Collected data
—————
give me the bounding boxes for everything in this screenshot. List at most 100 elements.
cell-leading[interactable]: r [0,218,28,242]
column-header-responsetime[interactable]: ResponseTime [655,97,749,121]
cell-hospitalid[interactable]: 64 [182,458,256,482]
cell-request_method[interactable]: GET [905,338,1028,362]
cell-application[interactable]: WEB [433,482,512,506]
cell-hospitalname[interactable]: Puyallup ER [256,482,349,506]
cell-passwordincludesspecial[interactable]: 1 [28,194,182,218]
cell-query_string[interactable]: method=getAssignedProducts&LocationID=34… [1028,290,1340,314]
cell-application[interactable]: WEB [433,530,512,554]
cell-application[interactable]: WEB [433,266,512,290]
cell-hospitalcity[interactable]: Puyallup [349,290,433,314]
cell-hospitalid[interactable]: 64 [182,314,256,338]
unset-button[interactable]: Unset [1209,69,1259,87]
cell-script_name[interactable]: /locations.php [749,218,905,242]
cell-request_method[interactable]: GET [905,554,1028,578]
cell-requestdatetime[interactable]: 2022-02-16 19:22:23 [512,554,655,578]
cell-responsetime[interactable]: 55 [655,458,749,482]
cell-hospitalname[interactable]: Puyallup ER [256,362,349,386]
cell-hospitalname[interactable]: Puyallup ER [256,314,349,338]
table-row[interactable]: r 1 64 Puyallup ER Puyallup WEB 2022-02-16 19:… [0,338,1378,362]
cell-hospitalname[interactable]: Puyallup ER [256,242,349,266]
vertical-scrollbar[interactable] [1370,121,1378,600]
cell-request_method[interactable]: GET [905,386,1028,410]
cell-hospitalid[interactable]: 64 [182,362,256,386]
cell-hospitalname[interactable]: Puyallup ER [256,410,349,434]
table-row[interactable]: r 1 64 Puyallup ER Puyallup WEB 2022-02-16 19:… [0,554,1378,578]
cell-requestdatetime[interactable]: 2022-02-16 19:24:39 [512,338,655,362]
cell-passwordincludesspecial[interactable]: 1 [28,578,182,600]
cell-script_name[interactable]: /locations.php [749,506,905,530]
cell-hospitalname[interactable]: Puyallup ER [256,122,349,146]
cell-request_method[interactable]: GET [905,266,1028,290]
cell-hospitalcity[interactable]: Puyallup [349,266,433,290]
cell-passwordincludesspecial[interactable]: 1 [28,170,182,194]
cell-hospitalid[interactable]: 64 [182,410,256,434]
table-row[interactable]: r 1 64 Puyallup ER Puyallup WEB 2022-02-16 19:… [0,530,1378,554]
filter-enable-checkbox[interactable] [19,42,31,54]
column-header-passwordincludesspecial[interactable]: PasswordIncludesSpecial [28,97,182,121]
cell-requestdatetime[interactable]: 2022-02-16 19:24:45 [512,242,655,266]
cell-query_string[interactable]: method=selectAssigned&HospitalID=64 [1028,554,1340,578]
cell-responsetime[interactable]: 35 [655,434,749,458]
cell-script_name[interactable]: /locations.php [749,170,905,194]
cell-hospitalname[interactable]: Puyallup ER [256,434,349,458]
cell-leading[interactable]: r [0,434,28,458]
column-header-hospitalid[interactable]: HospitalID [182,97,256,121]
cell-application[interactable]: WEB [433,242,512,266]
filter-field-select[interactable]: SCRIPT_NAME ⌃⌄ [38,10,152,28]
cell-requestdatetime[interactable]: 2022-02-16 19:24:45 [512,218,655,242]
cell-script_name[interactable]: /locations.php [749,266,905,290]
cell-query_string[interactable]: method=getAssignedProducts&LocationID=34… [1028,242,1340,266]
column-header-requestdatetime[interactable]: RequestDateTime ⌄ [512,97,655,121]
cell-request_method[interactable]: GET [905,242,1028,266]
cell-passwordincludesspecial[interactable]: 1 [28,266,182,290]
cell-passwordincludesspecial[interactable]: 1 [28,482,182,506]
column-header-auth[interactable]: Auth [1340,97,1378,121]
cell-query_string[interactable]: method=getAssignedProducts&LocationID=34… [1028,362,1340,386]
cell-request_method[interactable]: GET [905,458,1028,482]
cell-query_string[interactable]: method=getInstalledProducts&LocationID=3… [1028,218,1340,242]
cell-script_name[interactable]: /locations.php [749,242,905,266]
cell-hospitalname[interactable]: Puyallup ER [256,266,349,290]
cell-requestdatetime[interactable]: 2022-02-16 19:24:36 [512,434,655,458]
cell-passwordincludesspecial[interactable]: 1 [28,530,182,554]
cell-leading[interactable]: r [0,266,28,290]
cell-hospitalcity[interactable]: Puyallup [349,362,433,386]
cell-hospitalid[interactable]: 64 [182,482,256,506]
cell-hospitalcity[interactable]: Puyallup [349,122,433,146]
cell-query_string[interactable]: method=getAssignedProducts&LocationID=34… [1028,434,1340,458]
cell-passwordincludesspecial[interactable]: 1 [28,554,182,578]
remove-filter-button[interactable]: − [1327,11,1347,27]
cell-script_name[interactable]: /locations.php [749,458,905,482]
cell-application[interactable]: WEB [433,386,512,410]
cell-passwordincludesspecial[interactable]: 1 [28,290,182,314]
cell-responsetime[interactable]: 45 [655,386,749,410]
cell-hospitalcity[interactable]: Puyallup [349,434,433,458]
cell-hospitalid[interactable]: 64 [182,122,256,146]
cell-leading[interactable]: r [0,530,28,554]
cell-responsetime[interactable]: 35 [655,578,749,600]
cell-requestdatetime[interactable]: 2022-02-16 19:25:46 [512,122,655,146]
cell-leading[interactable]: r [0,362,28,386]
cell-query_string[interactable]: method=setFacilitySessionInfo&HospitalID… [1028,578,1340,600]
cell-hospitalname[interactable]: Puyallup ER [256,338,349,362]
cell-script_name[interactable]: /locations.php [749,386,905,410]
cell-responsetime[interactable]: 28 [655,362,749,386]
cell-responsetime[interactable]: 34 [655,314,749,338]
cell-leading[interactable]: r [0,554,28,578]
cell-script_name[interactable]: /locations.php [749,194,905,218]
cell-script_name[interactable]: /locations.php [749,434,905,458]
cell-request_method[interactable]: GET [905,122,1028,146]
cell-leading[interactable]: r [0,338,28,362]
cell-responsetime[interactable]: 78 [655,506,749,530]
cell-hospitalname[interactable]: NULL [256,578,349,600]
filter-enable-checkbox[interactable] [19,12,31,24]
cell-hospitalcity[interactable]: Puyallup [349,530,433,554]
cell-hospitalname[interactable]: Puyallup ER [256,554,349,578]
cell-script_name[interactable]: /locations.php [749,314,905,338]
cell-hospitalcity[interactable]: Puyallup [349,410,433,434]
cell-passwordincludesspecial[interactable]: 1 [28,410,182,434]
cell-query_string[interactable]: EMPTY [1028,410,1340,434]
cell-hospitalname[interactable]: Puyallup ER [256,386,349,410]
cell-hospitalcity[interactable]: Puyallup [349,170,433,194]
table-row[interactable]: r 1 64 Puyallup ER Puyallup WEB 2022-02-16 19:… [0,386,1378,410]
—————
What you will do: Reproduce each item above word for word, keeping the original order.

Result of the task:
give me the bounding boxes for everything in this screenshot. List at most 100 elements.
cell-leading[interactable]: r [0,218,28,242]
column-header-responsetime[interactable]: ResponseTime [655,97,749,121]
cell-hospitalid[interactable]: 64 [182,458,256,482]
cell-request_method[interactable]: GET [905,338,1028,362]
cell-application[interactable]: WEB [433,482,512,506]
cell-hospitalname[interactable]: Puyallup ER [256,482,349,506]
cell-passwordincludesspecial[interactable]: 1 [28,194,182,218]
cell-query_string[interactable]: method=getAssignedProducts&LocationID=34… [1028,290,1340,314]
cell-application[interactable]: WEB [433,530,512,554]
cell-application[interactable]: WEB [433,266,512,290]
cell-hospitalcity[interactable]: Puyallup [349,290,433,314]
cell-hospitalid[interactable]: 64 [182,314,256,338]
unset-button[interactable]: Unset [1209,69,1259,87]
cell-script_name[interactable]: /locations.php [749,218,905,242]
cell-request_method[interactable]: GET [905,554,1028,578]
cell-requestdatetime[interactable]: 2022-02-16 19:22:23 [512,554,655,578]
cell-responsetime[interactable]: 55 [655,458,749,482]
cell-hospitalname[interactable]: Puyallup ER [256,362,349,386]
cell-hospitalname[interactable]: Puyallup ER [256,314,349,338]
table-row[interactable]: r 1 64 Puyallup ER Puyallup WEB 2022-02-16 19:… [0,338,1378,362]
cell-hospitalname[interactable]: Puyallup ER [256,242,349,266]
vertical-scrollbar[interactable] [1370,121,1378,600]
cell-request_method[interactable]: GET [905,386,1028,410]
cell-hospitalid[interactable]: 64 [182,362,256,386]
cell-hospitalname[interactable]: Puyallup ER [256,410,349,434]
table-row[interactable]: r 1 64 Puyallup ER Puyallup WEB 2022-02-16 19:… [0,554,1378,578]
cell-requestdatetime[interactable]: 2022-02-16 19:24:39 [512,338,655,362]
cell-passwordincludesspecial[interactable]: 1 [28,578,182,600]
cell-script_name[interactable]: /locations.php [749,506,905,530]
cell-hospitalname[interactable]: Puyallup ER [256,122,349,146]
cell-request_method[interactable]: GET [905,266,1028,290]
cell-hospitalcity[interactable]: Puyallup [349,266,433,290]
cell-passwordincludesspecial[interactable]: 1 [28,170,182,194]
cell-hospitalid[interactable]: 64 [182,410,256,434]
table-row[interactable]: r 1 64 Puyallup ER Puyallup WEB 2022-02-16 19:… [0,530,1378,554]
filter-enable-checkbox[interactable] [19,42,31,54]
column-header-passwordincludesspecial[interactable]: PasswordIncludesSpecial [28,97,182,121]
cell-requestdatetime[interactable]: 2022-02-16 19:24:45 [512,242,655,266]
cell-query_string[interactable]: method=selectAssigned&HospitalID=64 [1028,554,1340,578]
cell-responsetime[interactable]: 35 [655,434,749,458]
cell-script_name[interactable]: /locations.php [749,170,905,194]
cell-hospitalname[interactable]: Puyallup ER [256,434,349,458]
cell-leading[interactable]: r [0,434,28,458]
column-header-hospitalid[interactable]: HospitalID [182,97,256,121]
cell-application[interactable]: WEB [433,242,512,266]
filter-field-select[interactable]: SCRIPT_NAME ⌃⌄ [38,10,152,28]
cell-requestdatetime[interactable]: 2022-02-16 19:24:45 [512,218,655,242]
cell-script_name[interactable]: /locations.php [749,266,905,290]
cell-query_string[interactable]: method=getAssignedProducts&LocationID=34… [1028,242,1340,266]
column-header-requestdatetime[interactable]: RequestDateTime ⌄ [512,97,655,121]
cell-request_method[interactable]: GET [905,242,1028,266]
cell-passwordincludesspecial[interactable]: 1 [28,266,182,290]
cell-passwordincludesspecial[interactable]: 1 [28,482,182,506]
column-header-auth[interactable]: Auth [1340,97,1378,121]
cell-query_string[interactable]: method=getAssignedProducts&LocationID=34… [1028,362,1340,386]
cell-request_method[interactable]: GET [905,458,1028,482]
cell-query_string[interactable]: method=getInstalledProducts&LocationID=3… [1028,218,1340,242]
cell-script_name[interactable]: /locations.php [749,242,905,266]
cell-hospitalname[interactable]: Puyallup ER [256,266,349,290]
cell-requestdatetime[interactable]: 2022-02-16 19:24:36 [512,434,655,458]
cell-passwordincludesspecial[interactable]: 1 [28,530,182,554]
cell-leading[interactable]: r [0,266,28,290]
cell-hospitalcity[interactable]: Puyallup [349,362,433,386]
cell-hospitalid[interactable]: 64 [182,482,256,506]
cell-hospitalcity[interactable]: Puyallup [349,122,433,146]
cell-query_string[interactable]: method=getAssignedProducts&LocationID=34… [1028,434,1340,458]
cell-passwordincludesspecial[interactable]: 1 [28,554,182,578]
remove-filter-button[interactable]: − [1327,11,1347,27]
cell-script_name[interactable]: /locations.php [749,458,905,482]
cell-application[interactable]: WEB [433,386,512,410]
cell-passwordincludesspecial[interactable]: 1 [28,290,182,314]
cell-responsetime[interactable]: 45 [655,386,749,410]
cell-hospitalcity[interactable]: Puyallup [349,434,433,458]
cell-hospitalid[interactable]: 64 [182,122,256,146]
cell-leading[interactable]: r [0,530,28,554]
cell-responsetime[interactable]: 35 [655,578,749,600]
cell-requestdatetime[interactable]: 2022-02-16 19:25:46 [512,122,655,146]
cell-leading[interactable]: r [0,362,28,386]
cell-query_string[interactable]: method=setFacilitySessionInfo&HospitalID… [1028,578,1340,600]
cell-hospitalname[interactable]: Puyallup ER [256,338,349,362]
cell-script_name[interactable]: /locations.php [749,386,905,410]
cell-responsetime[interactable]: 28 [655,362,749,386]
cell-responsetime[interactable]: 34 [655,314,749,338]
cell-leading[interactable]: r [0,554,28,578]
cell-script_name[interactable]: /locations.php [749,194,905,218]
cell-script_name[interactable]: /locations.php [749,434,905,458]
cell-request_method[interactable]: GET [905,122,1028,146]
cell-leading[interactable]: r [0,338,28,362]
cell-responsetime[interactable]: 78 [655,506,749,530]
cell-hospitalname[interactable]: NULL [256,578,349,600]
filter-enable-checkbox[interactable] [19,12,31,24]
cell-hospitalcity[interactable]: Puyallup [349,530,433,554]
cell-hospitalname[interactable]: Puyallup ER [256,554,349,578]
cell-script_name[interactable]: /locations.php [749,314,905,338]
cell-hospitalcity[interactable]: Puyallup [349,410,433,434]
cell-passwordincludesspecial[interactable]: 1 [28,410,182,434]
cell-query_string[interactable]: EMPTY [1028,410,1340,434]
cell-hospitalname[interactable]: Puyallup ER [256,386,349,410]
cell-hospitalcity[interactable]: Puyallup [349,170,433,194]
table-row[interactable]: r 1 64 Puyallup ER Puyallup WEB 2022-02-16 19:… [0,386,1378,410]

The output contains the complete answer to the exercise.